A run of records
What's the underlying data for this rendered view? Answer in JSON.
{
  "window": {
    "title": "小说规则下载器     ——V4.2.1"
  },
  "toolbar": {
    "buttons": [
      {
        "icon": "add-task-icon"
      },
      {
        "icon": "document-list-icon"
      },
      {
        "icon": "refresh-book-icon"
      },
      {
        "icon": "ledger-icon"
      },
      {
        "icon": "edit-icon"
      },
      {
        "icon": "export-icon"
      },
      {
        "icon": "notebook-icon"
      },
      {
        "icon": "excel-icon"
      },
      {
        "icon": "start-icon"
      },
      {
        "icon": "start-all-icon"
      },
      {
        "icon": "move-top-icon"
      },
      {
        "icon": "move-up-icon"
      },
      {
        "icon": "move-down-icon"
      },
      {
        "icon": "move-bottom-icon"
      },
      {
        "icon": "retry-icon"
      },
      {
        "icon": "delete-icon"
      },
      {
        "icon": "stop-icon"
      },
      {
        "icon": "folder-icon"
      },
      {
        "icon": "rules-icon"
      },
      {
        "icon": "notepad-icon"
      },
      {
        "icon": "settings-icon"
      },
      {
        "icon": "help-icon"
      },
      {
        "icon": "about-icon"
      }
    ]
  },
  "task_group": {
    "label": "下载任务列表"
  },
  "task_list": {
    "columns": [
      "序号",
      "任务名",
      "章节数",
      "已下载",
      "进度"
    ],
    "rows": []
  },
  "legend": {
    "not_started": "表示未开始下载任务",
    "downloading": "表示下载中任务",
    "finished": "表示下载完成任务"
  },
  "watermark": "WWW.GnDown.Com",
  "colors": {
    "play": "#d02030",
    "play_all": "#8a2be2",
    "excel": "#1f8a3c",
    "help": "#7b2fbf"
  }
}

» GIVEN REQUEST:
Reproduce each entry word for word.

» OUTPUT BELOW:
What's the underlying data for this rendered view? Answer in JSON.
{
  "window": {
    "title": "小说规则下载器     ——V4.2.1"
  },
  "toolbar": {
    "buttons": [
      {
        "icon": "add-task-icon"
      },
      {
        "icon": "document-list-icon"
      },
      {
        "icon": "refresh-book-icon"
      },
      {
        "icon": "ledger-icon"
      },
      {
        "icon": "edit-icon"
      },
      {
        "icon": "export-icon"
      },
      {
        "icon": "notebook-icon"
      },
      {
        "icon": "excel-icon"
      },
      {
        "icon": "start-icon"
      },
      {
        "icon": "start-all-icon"
      },
      {
        "icon": "move-top-icon"
      },
      {
        "icon": "move-up-icon"
      },
      {
        "icon": "move-down-icon"
      },
      {
        "icon": "move-bottom-icon"
      },
      {
        "icon": "retry-icon"
      },
      {
        "icon": "delete-icon"
      },
      {
        "icon": "stop-icon"
      },
      {
        "icon": "folder-icon"
      },
      {
        "icon": "rules-icon"
      },
      {
        "icon": "notepad-icon"
      },
      {
        "icon": "settings-icon"
      },
      {
        "icon": "help-icon"
      },
      {
        "icon": "about-icon"
      }
    ]
  },
  "task_group": {
    "label": "下载任务列表"
  },
  "task_list": {
    "columns": [
      "序号",
      "任务名",
      "章节数",
      "已下载",
      "进度"
    ],
    "rows": []
  },
  "legend": {
    "not_started": "表示未开始下载任务",
    "downloading": "表示下载中任务",
    "finished": "表示下载完成任务"
  },
  "watermark": "WWW.GnDown.Com",
  "colors": {
    "play": "#d02030",
    "play_all": "#8a2be2",
    "excel": "#1f8a3c",
    "help": "#7b2fbf"
  }
}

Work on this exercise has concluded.